[start of Excerpted records]

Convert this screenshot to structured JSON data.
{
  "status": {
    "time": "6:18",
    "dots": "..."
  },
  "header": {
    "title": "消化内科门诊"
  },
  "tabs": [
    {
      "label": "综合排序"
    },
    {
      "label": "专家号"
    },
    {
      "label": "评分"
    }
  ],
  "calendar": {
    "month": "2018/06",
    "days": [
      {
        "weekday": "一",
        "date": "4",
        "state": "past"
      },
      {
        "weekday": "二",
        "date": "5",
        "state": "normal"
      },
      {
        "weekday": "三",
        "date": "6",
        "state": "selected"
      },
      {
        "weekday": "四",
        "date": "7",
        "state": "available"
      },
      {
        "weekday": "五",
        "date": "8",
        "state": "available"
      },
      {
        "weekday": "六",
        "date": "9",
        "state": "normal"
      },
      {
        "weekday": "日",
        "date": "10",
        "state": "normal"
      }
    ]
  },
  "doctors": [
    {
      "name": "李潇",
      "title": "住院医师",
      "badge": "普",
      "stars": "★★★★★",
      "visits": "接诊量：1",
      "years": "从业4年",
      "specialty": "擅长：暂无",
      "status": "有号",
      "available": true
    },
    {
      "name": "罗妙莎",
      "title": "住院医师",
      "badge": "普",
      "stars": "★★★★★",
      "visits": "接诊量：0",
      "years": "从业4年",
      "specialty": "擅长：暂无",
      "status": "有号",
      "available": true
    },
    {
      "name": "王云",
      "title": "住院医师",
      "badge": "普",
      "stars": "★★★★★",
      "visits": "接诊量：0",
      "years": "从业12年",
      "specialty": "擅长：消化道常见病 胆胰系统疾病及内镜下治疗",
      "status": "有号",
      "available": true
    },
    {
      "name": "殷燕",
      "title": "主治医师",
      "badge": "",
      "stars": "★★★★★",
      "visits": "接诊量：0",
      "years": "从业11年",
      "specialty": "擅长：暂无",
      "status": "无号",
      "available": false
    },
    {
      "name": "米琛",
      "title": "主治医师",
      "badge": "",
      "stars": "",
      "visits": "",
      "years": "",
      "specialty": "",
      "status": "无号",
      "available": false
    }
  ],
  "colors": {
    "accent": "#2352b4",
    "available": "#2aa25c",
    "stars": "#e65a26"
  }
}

[end of Excerpted records]

Copy each line above that contains the word "date".

        "date": "4",
        "date": "5",
        "date": "6",
        "date": "7",
        "date": "8",
        "date": "9",
        "date": "10",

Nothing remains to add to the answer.